▶ **GIVEN INSTRUCTION**:
Without including any pictures, write out all the entries exactly.

Data entries:

# # # #

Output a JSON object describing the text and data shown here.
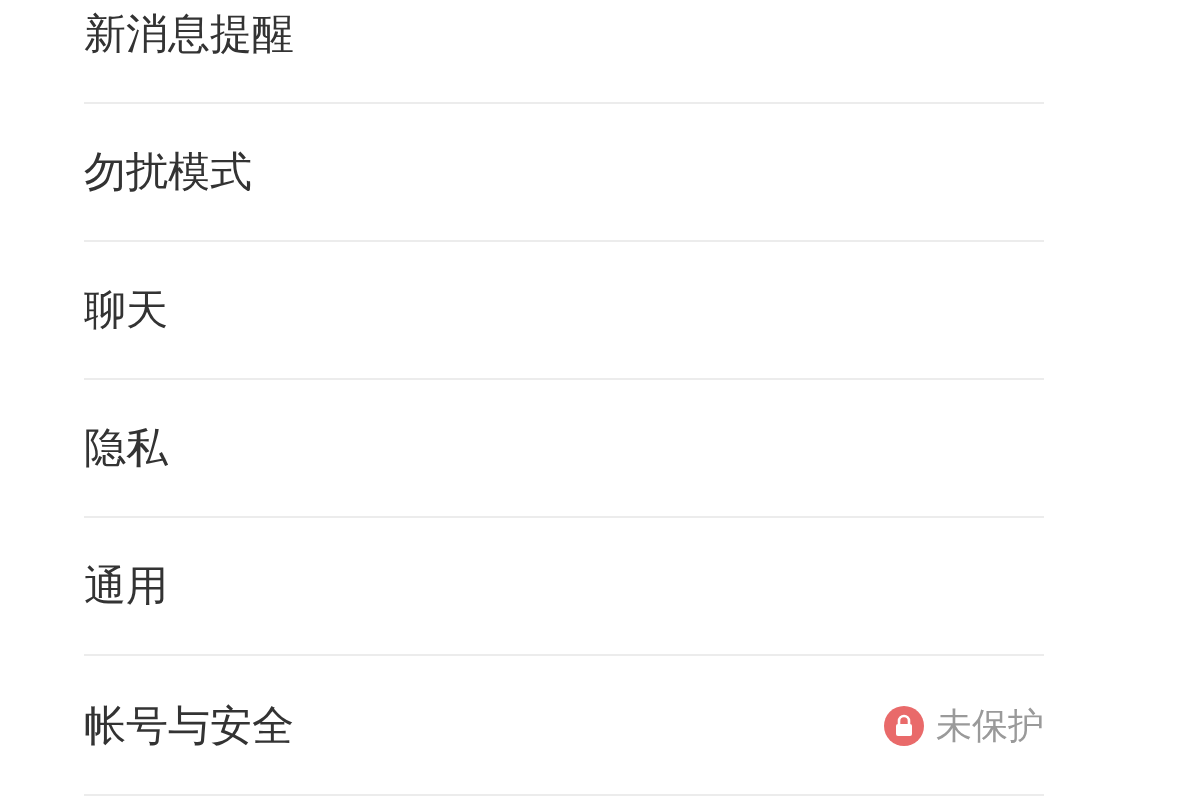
{
  "settings": [
    {
      "label": "新消息提醒"
    },
    {
      "label": "勿扰模式"
    },
    {
      "label": "聊天"
    },
    {
      "label": "隐私"
    },
    {
      "label": "通用"
    },
    {
      "label": "帐号与安全",
      "status": "未保护"
    }
  ]
}
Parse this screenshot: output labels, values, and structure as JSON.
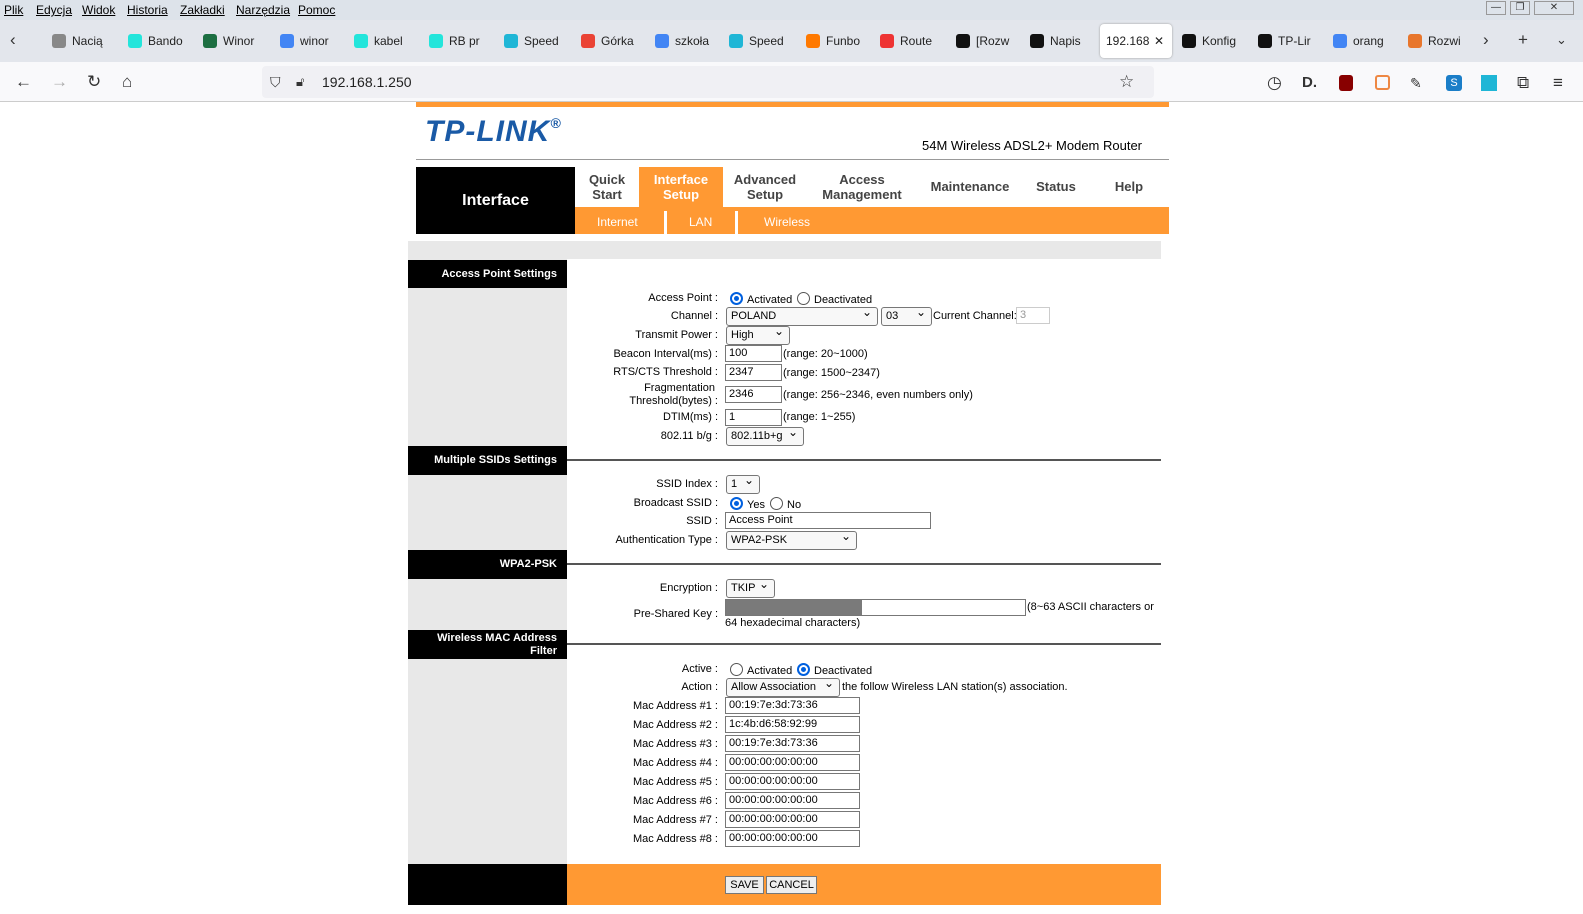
{
  "menu": {
    "items": [
      "Plik",
      "Edycja",
      "Widok",
      "Historia",
      "Zakładki",
      "Narzędzia",
      "Pomoc"
    ]
  },
  "tabs": [
    {
      "label": "Nacią",
      "icon": "ct-icon"
    },
    {
      "label": "Bando",
      "icon": "olx-icon"
    },
    {
      "label": "Winor",
      "icon": "spreadsheet-icon"
    },
    {
      "label": "winor",
      "icon": "google-icon"
    },
    {
      "label": "kabel",
      "icon": "olx-icon"
    },
    {
      "label": "RB pr",
      "icon": "olx-icon"
    },
    {
      "label": "Speed",
      "icon": "speedtest-icon"
    },
    {
      "label": "Górka",
      "icon": "map-pin-icon"
    },
    {
      "label": "szkoła",
      "icon": "google-icon"
    },
    {
      "label": "Speed",
      "icon": "speedtest-icon"
    },
    {
      "label": "Funbo",
      "icon": "orange-icon"
    },
    {
      "label": "Route",
      "icon": "router-icon"
    },
    {
      "label": "[Rozw",
      "icon": "edge-icon"
    },
    {
      "label": "Napis",
      "icon": "edge-icon"
    },
    {
      "label": "192.168",
      "icon": ""
    },
    {
      "label": "Konfig",
      "icon": "edge-icon"
    },
    {
      "label": "TP-Lir",
      "icon": "edge-icon"
    },
    {
      "label": "orang",
      "icon": "google-icon"
    },
    {
      "label": "Rozwi",
      "icon": "forum-icon"
    }
  ],
  "url": "192.168.1.250",
  "router": {
    "brand": "TP-LINK",
    "registered": "®",
    "model": "54M Wireless ADSL2+ Modem Router",
    "section_title": "Interface",
    "nav": [
      {
        "label1": "Quick",
        "label2": "Start"
      },
      {
        "label1": "Interface",
        "label2": "Setup"
      },
      {
        "label1": "Advanced",
        "label2": "Setup"
      },
      {
        "label1": "Access",
        "label2": "Management"
      },
      {
        "label1": "Maintenance",
        "label2": ""
      },
      {
        "label1": "Status",
        "label2": ""
      },
      {
        "label1": "Help",
        "label2": ""
      }
    ],
    "subnav": [
      "Internet",
      "LAN",
      "Wireless"
    ]
  },
  "ap": {
    "section": "Access Point Settings",
    "access_point_label": "Access Point :",
    "activated": "Activated",
    "deactivated": "Deactivated",
    "channel_label": "Channel :",
    "channel_country": "POLAND",
    "channel_num": "03",
    "current_channel_label": "Current Channel:",
    "current_channel": "3",
    "tx_label": "Transmit Power :",
    "tx_value": "High",
    "beacon_label": "Beacon Interval(ms) :",
    "beacon_value": "100",
    "beacon_range": "(range: 20~1000)",
    "rts_label": "RTS/CTS Threshold :",
    "rts_value": "2347",
    "rts_range": "(range: 1500~2347)",
    "frag_label1": "Fragmentation",
    "frag_label2": "Threshold(bytes) :",
    "frag_value": "2346",
    "frag_range": "(range: 256~2346, even numbers only)",
    "dtim_label": "DTIM(ms) :",
    "dtim_value": "1",
    "dtim_range": "(range: 1~255)",
    "mode_label": "802.11 b/g :",
    "mode_value": "802.11b+g"
  },
  "ssid": {
    "section": "Multiple SSIDs Settings",
    "index_label": "SSID Index :",
    "index_value": "1",
    "broadcast_label": "Broadcast SSID :",
    "yes": "Yes",
    "no": "No",
    "ssid_label": "SSID :",
    "ssid_value": "Access Point",
    "auth_label": "Authentication Type :",
    "auth_value": "WPA2-PSK"
  },
  "wpa": {
    "section": "WPA2-PSK",
    "enc_label": "Encryption :",
    "enc_value": "TKIP",
    "psk_label": "Pre-Shared Key :",
    "psk_hint1": "(8~63 ASCII characters or",
    "psk_hint2": "64 hexadecimal characters)"
  },
  "mac": {
    "section1": "Wireless MAC Address",
    "section2": "Filter",
    "active_label": "Active :",
    "activated": "Activated",
    "deactivated": "Deactivated",
    "action_label": "Action :",
    "action_value": "Allow Association",
    "action_text": "the follow Wireless LAN station(s) association.",
    "addresses": [
      {
        "label": "Mac Address #1 :",
        "value": "00:19:7e:3d:73:36"
      },
      {
        "label": "Mac Address #2 :",
        "value": "1c:4b:d6:58:92:99"
      },
      {
        "label": "Mac Address #3 :",
        "value": "00:19:7e:3d:73:36"
      },
      {
        "label": "Mac Address #4 :",
        "value": "00:00:00:00:00:00"
      },
      {
        "label": "Mac Address #5 :",
        "value": "00:00:00:00:00:00"
      },
      {
        "label": "Mac Address #6 :",
        "value": "00:00:00:00:00:00"
      },
      {
        "label": "Mac Address #7 :",
        "value": "00:00:00:00:00:00"
      },
      {
        "label": "Mac Address #8 :",
        "value": "00:00:00:00:00:00"
      }
    ]
  },
  "buttons": {
    "save": "SAVE",
    "cancel": "CANCEL"
  },
  "colors": {
    "orange": "#ff9933",
    "brand_blue": "#1a5aa6"
  }
}
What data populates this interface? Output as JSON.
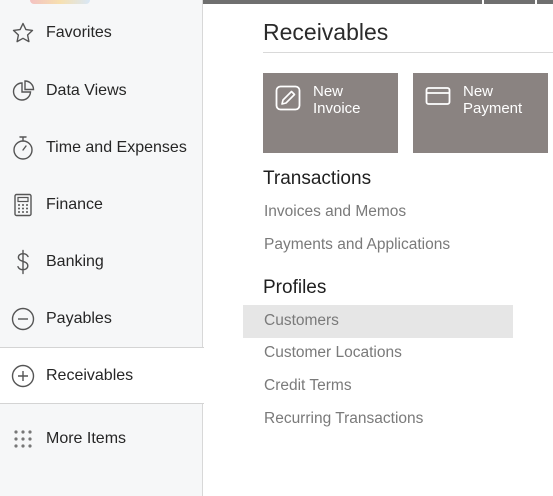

# # # #

▶ **WRITTEN RESPONSE**:
Output a JSON object describing the text and data shown here.
{
  "settings": [
    {
      "label": "新消息提醒"
    },
    {
      "label": "勿扰模式"
    },
    {
      "label": "聊天"
    },
    {
      "label": "隐私"
    },
    {
      "label": "通用"
    },
    {
      "label": "帐号与安全",
      "status": "未保护"
    }
  ]
}
Parse this screenshot: output labels, values, and structure as JSON.
{
  "menu": {
    "items": [
      "Plik",
      "Edycja",
      "Widok",
      "Historia",
      "Zakładki",
      "Narzędzia",
      "Pomoc"
    ]
  },
  "tabs": [
    {
      "label": "Nacią",
      "icon": "ct-icon"
    },
    {
      "label": "Bando",
      "icon": "olx-icon"
    },
    {
      "label": "Winor",
      "icon": "spreadsheet-icon"
    },
    {
      "label": "winor",
      "icon": "google-icon"
    },
    {
      "label": "kabel",
      "icon": "olx-icon"
    },
    {
      "label": "RB pr",
      "icon": "olx-icon"
    },
    {
      "label": "Speed",
      "icon": "speedtest-icon"
    },
    {
      "label": "Górka",
      "icon": "map-pin-icon"
    },
    {
      "label": "szkoła",
      "icon": "google-icon"
    },
    {
      "label": "Speed",
      "icon": "speedtest-icon"
    },
    {
      "label": "Funbo",
      "icon": "orange-icon"
    },
    {
      "label": "Route",
      "icon": "router-icon"
    },
    {
      "label": "[Rozw",
      "icon": "edge-icon"
    },
    {
      "label": "Napis",
      "icon": "edge-icon"
    },
    {
      "label": "192.168",
      "icon": ""
    },
    {
      "label": "Konfig",
      "icon": "edge-icon"
    },
    {
      "label": "TP-Lir",
      "icon": "edge-icon"
    },
    {
      "label": "orang",
      "icon": "google-icon"
    },
    {
      "label": "Rozwi",
      "icon": "forum-icon"
    }
  ],
  "url": "192.168.1.250",
  "router": {
    "brand": "TP-LINK",
    "registered": "®",
    "model": "54M Wireless ADSL2+ Modem Router",
    "section_title": "Interface",
    "nav": [
      {
        "label1": "Quick",
        "label2": "Start"
      },
      {
        "label1": "Interface",
        "label2": "Setup"
      },
      {
        "label1": "Advanced",
        "label2": "Setup"
      },
      {
        "label1": "Access",
        "label2": "Management"
      },
      {
        "label1": "Maintenance",
        "label2": ""
      },
      {
        "label1": "Status",
        "label2": ""
      },
      {
        "label1": "Help",
        "label2": ""
      }
    ],
    "subnav": [
      "Internet",
      "LAN",
      "Wireless"
    ]
  },
  "ap": {
    "section": "Access Point Settings",
    "access_point_label": "Access Point :",
    "activated": "Activated",
    "deactivated": "Deactivated",
    "channel_label": "Channel :",
    "channel_country": "POLAND",
    "channel_num": "03",
    "current_channel_label": "Current Channel:",
    "current_channel": "3",
    "tx_label": "Transmit Power :",
    "tx_value": "High",
    "beacon_label": "Beacon Interval(ms) :",
    "beacon_value": "100",
    "beacon_range": "(range: 20~1000)",
    "rts_label": "RTS/CTS Threshold :",
    "rts_value": "2347",
    "rts_range": "(range: 1500~2347)",
    "frag_label1": "Fragmentation",
    "frag_label2": "Threshold(bytes) :",
    "frag_value": "2346",
    "frag_range": "(range: 256~2346, even numbers only)",
    "dtim_label": "DTIM(ms) :",
    "dtim_value": "1",
    "dtim_range": "(range: 1~255)",
    "mode_label": "802.11 b/g :",
    "mode_value": "802.11b+g"
  },
  "ssid": {
    "section": "Multiple SSIDs Settings",
    "index_label": "SSID Index :",
    "index_value": "1",
    "broadcast_label": "Broadcast SSID :",
    "yes": "Yes",
    "no": "No",
    "ssid_label": "SSID :",
    "ssid_value": "Access Point",
    "auth_label": "Authentication Type :",
    "auth_value": "WPA2-PSK"
  },
  "wpa": {
    "section": "WPA2-PSK",
    "enc_label": "Encryption :",
    "enc_value": "TKIP",
    "psk_label": "Pre-Shared Key :",
    "psk_hint1": "(8~63 ASCII characters or",
    "psk_hint2": "64 hexadecimal characters)"
  },
  "mac": {
    "section1": "Wireless MAC Address",
    "section2": "Filter",
    "active_label": "Active :",
    "activated": "Activated",
    "deactivated": "Deactivated",
    "action_label": "Action :",
    "action_value": "Allow Association",
    "action_text": "the follow Wireless LAN station(s) association.",
    "addresses": [
      {
        "label": "Mac Address #1 :",
        "value": "00:19:7e:3d:73:36"
      },
      {
        "label": "Mac Address #2 :",
        "value": "1c:4b:d6:58:92:99"
      },
      {
        "label": "Mac Address #3 :",
        "value": "00:19:7e:3d:73:36"
      },
      {
        "label": "Mac Address #4 :",
        "value": "00:00:00:00:00:00"
      },
      {
        "label": "Mac Address #5 :",
        "value": "00:00:00:00:00:00"
      },
      {
        "label": "Mac Address #6 :",
        "value": "00:00:00:00:00:00"
      },
      {
        "label": "Mac Address #7 :",
        "value": "00:00:00:00:00:00"
      },
      {
        "label": "Mac Address #8 :",
        "value": "00:00:00:00:00:00"
      }
    ]
  },
  "buttons": {
    "save": "SAVE",
    "cancel": "CANCEL"
  },
  "colors": {
    "orange": "#ff9933",
    "brand_blue": "#1a5aa6"
  }
}
What data populates this interface? Output as JSON.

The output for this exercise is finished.